Given information →
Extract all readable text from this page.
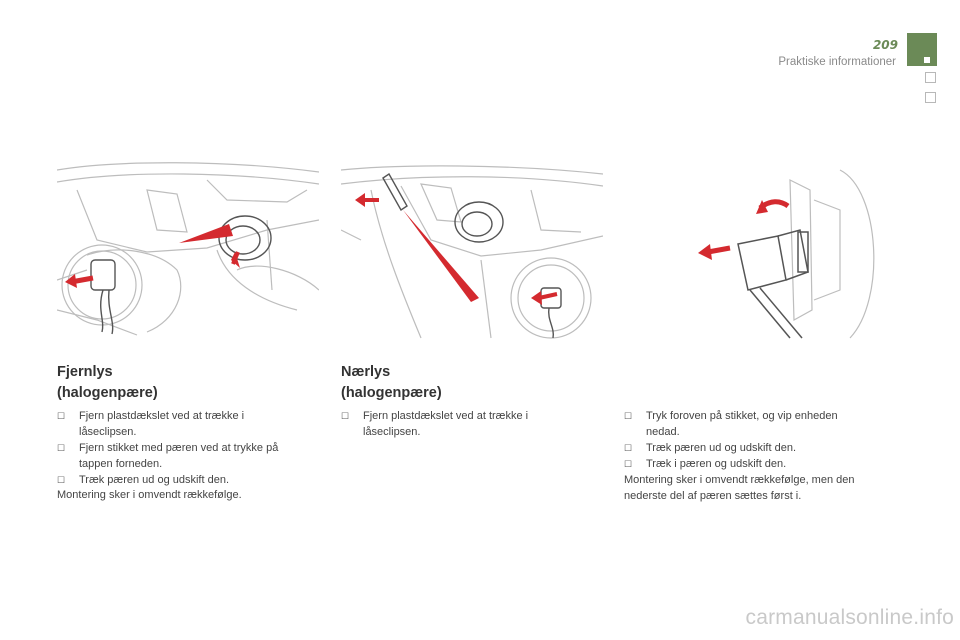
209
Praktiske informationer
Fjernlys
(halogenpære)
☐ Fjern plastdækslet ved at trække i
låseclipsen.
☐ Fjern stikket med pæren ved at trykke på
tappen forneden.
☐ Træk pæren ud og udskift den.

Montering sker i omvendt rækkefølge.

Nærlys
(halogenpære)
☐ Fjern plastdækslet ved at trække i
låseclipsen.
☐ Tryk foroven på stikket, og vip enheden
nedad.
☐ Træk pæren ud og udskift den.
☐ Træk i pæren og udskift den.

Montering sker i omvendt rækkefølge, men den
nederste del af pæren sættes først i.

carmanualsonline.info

Given request →
In the entries above, find each line with the word "Montering" and copy it.

Answer to the problem →
Montering sker i omvendt rækkefølge.
Montering sker i omvendt rækkefølge, men den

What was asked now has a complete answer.